Direction:
Look through the material below. Copy each line that contains the string "label".

Provided records:
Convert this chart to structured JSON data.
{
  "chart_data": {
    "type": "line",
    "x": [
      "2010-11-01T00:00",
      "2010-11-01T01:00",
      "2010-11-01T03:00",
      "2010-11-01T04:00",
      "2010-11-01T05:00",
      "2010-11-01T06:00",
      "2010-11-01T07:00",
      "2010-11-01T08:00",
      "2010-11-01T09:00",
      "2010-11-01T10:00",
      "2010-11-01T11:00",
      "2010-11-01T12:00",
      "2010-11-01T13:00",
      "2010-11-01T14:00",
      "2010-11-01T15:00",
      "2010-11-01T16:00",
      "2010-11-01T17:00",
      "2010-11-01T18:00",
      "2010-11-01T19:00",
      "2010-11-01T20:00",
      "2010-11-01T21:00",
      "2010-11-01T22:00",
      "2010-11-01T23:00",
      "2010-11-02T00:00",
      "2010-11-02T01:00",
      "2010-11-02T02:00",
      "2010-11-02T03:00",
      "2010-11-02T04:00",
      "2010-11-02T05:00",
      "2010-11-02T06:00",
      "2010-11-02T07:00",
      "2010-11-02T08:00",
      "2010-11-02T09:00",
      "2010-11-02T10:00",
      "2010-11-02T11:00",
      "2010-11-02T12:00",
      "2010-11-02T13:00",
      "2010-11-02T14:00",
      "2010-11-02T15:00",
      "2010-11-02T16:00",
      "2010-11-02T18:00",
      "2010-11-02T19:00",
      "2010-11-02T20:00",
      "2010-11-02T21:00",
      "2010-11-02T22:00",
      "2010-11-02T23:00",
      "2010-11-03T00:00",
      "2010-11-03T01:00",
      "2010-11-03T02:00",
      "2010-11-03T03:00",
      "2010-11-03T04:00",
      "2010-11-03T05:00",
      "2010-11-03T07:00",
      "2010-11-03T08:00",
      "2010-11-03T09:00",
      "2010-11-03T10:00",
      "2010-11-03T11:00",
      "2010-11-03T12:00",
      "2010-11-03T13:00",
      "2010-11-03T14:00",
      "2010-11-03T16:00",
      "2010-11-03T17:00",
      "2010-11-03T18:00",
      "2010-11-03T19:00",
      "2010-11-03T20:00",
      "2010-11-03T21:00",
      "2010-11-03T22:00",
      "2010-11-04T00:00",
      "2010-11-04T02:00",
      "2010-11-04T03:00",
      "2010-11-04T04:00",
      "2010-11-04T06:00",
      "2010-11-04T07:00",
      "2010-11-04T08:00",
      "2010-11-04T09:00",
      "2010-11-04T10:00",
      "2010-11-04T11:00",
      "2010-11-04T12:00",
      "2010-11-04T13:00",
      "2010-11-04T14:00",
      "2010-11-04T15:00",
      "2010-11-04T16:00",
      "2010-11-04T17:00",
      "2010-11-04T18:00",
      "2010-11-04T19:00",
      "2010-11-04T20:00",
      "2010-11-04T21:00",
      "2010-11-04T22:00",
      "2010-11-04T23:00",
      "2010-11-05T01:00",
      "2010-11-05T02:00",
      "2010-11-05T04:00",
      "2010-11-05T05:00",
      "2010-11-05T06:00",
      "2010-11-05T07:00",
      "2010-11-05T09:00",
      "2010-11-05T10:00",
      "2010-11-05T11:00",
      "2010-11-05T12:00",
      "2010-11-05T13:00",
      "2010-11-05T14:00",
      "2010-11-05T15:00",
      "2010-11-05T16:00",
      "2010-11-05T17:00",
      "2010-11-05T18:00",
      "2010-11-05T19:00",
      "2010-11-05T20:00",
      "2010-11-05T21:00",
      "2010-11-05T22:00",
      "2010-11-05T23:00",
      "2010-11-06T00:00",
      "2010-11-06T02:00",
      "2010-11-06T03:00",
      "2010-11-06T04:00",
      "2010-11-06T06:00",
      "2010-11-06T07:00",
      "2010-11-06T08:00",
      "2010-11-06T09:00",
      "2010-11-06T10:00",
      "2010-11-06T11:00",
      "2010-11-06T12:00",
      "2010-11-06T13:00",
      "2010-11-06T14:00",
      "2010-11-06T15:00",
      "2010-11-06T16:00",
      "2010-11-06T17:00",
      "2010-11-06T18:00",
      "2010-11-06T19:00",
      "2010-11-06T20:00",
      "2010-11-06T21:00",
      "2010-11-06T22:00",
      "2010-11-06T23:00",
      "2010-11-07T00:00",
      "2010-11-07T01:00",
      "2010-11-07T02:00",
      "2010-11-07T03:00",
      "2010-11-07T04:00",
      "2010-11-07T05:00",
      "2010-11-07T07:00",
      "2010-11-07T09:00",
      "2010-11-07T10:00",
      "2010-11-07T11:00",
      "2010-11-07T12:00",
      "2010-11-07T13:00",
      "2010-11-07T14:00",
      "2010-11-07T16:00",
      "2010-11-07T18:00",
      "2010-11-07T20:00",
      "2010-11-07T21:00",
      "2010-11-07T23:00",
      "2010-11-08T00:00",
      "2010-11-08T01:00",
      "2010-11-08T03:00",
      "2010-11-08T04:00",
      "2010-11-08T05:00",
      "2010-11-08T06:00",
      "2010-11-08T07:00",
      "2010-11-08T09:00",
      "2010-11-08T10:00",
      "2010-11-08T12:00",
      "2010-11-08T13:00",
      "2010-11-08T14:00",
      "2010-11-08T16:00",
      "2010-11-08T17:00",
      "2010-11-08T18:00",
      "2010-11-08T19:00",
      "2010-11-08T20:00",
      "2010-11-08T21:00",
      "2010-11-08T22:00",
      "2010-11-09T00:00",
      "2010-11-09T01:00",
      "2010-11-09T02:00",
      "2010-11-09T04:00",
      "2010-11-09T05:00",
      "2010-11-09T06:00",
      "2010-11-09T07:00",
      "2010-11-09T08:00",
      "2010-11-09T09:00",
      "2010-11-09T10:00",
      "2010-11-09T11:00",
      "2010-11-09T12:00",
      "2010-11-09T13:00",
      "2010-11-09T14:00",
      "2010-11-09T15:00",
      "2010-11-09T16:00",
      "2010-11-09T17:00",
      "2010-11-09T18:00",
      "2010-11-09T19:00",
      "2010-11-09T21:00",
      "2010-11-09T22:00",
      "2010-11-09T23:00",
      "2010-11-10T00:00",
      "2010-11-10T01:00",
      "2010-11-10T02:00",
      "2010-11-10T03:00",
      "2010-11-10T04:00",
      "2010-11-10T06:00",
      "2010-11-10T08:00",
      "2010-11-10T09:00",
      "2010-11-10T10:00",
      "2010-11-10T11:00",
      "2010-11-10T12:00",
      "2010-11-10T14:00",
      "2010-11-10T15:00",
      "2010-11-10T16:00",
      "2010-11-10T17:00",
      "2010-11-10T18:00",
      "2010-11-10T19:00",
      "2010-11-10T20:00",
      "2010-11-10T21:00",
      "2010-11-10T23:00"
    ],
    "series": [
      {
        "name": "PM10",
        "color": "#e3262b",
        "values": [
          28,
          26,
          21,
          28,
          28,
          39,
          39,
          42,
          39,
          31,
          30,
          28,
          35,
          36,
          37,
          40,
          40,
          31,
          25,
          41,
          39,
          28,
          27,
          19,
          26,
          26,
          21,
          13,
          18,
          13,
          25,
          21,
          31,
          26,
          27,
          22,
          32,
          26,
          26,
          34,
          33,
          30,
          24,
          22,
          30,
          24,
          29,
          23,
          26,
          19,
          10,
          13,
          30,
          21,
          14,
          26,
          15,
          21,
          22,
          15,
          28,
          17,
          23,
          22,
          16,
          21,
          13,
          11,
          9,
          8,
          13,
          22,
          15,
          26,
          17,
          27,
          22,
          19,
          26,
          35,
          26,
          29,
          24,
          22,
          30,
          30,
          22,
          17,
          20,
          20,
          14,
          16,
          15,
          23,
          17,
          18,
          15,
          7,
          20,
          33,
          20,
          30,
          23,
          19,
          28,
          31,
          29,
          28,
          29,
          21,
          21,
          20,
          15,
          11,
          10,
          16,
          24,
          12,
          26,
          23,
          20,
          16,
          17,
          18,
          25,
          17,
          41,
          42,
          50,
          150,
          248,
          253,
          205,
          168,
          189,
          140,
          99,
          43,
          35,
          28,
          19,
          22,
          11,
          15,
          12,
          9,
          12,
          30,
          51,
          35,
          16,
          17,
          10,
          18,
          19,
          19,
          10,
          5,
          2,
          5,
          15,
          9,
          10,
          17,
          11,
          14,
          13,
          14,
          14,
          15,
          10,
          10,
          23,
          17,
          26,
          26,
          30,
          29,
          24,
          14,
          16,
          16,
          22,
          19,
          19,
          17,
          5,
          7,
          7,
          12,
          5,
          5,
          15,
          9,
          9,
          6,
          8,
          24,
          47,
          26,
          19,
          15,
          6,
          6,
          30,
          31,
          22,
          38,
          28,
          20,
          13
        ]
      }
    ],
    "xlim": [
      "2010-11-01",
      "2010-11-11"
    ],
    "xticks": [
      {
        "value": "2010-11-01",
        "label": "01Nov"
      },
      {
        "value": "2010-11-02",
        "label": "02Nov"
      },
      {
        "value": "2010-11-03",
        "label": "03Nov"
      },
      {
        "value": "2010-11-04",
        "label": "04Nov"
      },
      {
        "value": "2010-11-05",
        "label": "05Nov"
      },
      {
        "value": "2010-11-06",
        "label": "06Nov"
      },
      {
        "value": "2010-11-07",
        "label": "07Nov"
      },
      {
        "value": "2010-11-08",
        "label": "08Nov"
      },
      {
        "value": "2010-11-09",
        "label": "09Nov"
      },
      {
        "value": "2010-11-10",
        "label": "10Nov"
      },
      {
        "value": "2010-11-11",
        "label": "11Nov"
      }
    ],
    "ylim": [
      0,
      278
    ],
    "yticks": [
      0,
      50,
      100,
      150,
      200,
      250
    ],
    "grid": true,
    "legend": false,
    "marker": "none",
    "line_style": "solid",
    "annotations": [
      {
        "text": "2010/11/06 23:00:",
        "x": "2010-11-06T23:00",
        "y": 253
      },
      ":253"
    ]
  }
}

The completed task:
        "label": "01Nov"
        "label": "02Nov"
        "label": "03Nov"
        "label": "04Nov"
        "label": "05Nov"
        "label": "06Nov"
        "label": "07Nov"
        "label": "08Nov"
        "label": "09Nov"
        "label": "10Nov"
        "label": "11Nov"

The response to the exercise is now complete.